WHAT YOU ARE ASKED TO DO — Copy all lines of the listing that include the string "bottom".

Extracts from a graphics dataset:
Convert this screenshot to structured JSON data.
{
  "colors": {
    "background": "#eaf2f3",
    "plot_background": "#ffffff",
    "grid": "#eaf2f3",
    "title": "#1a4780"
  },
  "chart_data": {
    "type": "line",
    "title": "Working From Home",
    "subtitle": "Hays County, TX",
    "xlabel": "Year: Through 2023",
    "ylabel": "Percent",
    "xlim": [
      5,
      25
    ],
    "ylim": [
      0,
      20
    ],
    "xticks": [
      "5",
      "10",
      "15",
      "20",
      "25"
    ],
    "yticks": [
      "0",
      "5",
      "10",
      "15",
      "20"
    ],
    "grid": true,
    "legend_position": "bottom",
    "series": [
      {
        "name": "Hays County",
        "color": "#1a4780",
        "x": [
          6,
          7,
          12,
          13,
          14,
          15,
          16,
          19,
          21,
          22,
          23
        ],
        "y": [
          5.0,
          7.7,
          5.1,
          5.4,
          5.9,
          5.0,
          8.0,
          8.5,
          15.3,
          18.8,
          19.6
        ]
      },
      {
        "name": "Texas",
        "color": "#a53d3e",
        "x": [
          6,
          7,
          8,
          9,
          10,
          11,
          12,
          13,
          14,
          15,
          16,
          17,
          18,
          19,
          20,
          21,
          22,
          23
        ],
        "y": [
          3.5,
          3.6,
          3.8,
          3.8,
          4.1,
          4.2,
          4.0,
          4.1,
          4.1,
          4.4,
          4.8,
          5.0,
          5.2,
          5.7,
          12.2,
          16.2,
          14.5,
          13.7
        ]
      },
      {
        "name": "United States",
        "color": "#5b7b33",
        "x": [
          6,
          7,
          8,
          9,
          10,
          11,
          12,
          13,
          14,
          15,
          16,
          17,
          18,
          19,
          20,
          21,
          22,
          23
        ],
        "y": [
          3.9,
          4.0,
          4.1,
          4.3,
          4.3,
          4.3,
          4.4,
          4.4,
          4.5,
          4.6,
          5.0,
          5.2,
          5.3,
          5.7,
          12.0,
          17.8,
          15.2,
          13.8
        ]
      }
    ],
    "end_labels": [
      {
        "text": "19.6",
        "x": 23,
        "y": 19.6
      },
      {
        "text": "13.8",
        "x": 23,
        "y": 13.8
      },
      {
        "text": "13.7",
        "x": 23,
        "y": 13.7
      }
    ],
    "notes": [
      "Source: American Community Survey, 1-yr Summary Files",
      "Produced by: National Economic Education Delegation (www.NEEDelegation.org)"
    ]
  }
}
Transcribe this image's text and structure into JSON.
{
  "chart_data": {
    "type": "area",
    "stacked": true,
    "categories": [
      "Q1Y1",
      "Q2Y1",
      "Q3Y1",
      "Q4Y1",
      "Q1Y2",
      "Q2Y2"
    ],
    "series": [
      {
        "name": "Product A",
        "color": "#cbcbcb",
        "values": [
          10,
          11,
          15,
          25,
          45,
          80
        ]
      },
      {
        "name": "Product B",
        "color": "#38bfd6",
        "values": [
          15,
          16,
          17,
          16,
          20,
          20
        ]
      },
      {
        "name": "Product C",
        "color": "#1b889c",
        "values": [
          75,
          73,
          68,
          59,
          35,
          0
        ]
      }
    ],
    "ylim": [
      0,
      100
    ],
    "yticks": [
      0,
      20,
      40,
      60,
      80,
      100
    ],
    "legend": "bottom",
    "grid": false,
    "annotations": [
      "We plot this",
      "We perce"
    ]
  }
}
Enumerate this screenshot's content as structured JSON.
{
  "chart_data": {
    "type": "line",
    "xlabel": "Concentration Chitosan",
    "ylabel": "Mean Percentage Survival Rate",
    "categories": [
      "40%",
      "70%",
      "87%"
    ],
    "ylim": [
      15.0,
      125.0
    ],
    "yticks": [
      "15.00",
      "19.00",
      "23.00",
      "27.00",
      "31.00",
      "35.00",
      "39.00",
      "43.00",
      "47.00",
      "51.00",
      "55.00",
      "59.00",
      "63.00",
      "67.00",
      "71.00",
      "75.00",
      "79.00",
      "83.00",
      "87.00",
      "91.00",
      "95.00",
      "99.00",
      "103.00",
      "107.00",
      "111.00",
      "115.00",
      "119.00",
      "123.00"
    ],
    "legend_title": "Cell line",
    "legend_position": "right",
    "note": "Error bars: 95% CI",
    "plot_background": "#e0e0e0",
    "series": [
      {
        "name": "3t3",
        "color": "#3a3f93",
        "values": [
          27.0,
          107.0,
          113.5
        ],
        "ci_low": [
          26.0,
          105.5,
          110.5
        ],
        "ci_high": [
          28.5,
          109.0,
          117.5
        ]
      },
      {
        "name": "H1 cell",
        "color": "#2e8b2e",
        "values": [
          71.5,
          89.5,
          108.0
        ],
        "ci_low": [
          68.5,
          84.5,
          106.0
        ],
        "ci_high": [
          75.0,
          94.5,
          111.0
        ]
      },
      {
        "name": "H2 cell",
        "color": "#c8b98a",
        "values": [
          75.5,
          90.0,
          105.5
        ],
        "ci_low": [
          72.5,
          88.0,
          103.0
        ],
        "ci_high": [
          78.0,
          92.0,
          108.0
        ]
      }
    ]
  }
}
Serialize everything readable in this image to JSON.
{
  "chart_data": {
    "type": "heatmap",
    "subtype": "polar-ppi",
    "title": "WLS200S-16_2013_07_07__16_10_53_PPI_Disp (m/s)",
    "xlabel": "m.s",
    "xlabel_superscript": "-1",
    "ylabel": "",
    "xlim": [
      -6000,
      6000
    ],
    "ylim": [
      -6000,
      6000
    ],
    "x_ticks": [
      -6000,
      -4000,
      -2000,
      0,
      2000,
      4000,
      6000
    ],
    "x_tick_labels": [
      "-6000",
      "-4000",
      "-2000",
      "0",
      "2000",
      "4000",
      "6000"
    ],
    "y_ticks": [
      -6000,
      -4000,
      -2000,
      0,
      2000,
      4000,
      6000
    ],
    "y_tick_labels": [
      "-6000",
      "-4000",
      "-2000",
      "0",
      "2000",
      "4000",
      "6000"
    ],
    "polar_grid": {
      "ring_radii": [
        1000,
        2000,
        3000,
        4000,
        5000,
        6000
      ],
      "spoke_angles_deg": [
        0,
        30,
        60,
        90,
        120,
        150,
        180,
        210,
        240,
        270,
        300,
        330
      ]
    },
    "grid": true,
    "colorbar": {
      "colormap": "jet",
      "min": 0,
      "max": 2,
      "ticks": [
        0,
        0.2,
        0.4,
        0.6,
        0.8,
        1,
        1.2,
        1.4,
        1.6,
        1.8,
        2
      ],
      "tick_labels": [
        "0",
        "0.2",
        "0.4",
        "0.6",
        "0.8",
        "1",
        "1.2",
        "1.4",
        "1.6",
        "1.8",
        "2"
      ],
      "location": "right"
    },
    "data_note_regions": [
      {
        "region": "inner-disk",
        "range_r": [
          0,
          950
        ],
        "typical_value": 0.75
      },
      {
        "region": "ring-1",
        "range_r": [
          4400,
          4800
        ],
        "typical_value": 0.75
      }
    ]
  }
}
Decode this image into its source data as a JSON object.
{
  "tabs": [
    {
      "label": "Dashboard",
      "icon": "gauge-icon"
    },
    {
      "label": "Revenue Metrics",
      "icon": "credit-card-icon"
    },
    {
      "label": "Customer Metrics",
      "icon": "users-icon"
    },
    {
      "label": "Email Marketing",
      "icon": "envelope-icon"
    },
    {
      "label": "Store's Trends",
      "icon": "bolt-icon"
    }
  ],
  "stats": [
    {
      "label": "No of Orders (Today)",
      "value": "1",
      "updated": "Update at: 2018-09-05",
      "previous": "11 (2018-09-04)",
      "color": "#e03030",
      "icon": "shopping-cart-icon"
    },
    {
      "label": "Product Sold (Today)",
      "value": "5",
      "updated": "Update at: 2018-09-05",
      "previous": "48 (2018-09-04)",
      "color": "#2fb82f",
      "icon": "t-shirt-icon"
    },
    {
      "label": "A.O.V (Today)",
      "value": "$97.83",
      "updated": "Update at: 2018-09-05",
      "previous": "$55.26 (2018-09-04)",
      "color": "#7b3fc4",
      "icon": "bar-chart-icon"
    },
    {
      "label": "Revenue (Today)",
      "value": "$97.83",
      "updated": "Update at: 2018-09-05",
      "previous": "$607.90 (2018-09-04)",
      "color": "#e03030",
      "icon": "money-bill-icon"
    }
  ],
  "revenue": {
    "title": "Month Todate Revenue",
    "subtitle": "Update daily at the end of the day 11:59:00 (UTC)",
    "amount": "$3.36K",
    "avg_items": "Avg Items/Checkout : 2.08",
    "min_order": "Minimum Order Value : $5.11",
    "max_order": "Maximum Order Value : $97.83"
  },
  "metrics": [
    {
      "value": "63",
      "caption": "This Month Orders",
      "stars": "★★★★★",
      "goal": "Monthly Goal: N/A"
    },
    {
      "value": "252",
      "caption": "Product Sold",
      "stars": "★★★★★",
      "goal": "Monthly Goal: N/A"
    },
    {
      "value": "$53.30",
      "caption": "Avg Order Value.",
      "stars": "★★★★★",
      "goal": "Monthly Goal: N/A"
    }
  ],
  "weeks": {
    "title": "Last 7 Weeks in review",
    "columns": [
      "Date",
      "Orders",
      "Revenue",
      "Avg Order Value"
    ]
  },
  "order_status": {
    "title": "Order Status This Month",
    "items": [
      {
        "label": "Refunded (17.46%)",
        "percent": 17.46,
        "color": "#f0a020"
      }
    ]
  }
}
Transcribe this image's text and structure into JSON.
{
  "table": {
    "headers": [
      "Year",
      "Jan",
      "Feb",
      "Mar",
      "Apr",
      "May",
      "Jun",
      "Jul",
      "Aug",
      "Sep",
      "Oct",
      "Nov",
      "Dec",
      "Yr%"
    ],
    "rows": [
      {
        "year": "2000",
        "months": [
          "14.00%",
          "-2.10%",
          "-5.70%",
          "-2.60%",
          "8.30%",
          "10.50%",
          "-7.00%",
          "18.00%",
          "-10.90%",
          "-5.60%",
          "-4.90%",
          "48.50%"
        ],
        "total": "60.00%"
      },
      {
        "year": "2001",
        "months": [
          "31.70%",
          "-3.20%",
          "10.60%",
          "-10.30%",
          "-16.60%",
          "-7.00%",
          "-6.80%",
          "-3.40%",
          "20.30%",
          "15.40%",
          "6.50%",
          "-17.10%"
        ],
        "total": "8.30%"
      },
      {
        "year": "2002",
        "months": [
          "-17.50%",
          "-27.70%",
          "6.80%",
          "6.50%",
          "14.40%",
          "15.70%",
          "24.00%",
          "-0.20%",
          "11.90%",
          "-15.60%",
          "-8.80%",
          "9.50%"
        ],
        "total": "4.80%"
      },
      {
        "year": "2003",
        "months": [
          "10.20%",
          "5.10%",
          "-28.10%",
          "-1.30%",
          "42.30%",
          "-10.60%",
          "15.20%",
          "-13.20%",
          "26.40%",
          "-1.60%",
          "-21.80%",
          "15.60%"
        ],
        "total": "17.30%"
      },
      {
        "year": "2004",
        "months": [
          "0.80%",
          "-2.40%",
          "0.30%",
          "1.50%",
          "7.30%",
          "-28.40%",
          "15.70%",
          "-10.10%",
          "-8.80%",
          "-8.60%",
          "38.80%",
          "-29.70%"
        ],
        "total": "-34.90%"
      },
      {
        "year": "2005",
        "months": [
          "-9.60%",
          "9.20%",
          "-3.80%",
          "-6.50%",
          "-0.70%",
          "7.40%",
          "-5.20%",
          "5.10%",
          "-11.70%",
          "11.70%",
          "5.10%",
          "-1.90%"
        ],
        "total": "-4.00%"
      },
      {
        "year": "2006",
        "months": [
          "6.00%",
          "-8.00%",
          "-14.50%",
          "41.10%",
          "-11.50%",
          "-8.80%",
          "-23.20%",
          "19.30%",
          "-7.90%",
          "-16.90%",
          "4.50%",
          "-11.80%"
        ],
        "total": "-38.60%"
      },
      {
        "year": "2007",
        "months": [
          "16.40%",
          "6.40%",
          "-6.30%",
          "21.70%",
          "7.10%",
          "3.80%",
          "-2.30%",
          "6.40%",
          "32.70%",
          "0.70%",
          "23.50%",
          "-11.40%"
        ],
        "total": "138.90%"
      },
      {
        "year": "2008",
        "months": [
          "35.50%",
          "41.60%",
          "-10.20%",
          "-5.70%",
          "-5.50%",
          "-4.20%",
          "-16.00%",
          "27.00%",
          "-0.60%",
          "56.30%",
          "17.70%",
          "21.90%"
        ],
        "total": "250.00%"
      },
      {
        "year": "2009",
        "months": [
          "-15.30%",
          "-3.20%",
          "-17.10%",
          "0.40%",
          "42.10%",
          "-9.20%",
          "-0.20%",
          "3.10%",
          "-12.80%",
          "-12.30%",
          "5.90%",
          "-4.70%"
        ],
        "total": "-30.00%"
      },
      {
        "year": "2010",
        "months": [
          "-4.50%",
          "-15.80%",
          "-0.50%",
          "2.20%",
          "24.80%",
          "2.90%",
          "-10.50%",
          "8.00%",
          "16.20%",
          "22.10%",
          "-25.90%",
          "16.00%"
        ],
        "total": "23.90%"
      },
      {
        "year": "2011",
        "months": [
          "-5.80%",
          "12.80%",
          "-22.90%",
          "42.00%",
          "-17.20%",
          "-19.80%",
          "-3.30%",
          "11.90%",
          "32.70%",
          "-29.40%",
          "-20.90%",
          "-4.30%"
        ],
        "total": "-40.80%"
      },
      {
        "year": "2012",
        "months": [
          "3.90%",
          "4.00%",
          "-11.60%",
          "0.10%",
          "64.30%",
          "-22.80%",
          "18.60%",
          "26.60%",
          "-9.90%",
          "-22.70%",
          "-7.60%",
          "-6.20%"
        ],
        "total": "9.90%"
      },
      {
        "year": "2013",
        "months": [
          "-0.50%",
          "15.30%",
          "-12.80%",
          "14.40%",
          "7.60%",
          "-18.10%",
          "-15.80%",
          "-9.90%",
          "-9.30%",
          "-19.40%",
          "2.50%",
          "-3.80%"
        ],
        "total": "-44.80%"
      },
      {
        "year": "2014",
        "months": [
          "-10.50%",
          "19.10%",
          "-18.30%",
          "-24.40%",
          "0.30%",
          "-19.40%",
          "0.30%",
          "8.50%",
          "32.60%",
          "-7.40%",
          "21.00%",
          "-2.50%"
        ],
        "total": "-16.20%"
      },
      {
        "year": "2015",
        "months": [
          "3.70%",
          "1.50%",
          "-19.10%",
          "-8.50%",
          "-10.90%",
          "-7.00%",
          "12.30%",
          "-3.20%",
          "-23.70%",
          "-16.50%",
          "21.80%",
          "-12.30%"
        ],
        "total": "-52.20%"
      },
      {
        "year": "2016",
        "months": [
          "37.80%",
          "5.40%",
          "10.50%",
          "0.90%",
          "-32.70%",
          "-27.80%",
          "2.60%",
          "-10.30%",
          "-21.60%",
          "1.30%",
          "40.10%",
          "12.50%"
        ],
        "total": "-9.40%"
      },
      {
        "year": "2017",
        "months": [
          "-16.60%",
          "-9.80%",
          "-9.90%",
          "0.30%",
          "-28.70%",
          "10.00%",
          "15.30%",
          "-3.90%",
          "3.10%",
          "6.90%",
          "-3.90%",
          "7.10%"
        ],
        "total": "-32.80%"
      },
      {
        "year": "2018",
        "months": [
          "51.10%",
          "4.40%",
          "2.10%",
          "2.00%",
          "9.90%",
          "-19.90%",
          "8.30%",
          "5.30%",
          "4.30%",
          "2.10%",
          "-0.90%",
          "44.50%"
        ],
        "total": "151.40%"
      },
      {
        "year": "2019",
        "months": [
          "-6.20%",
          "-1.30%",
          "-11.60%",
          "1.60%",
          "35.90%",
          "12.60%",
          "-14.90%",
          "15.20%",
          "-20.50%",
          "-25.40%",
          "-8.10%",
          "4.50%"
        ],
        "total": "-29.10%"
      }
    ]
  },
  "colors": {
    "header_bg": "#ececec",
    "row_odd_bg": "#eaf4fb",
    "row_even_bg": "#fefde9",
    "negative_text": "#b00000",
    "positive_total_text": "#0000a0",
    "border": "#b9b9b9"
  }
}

RESULT —
    "legend_position": "bottom",
    "legend": "bottom",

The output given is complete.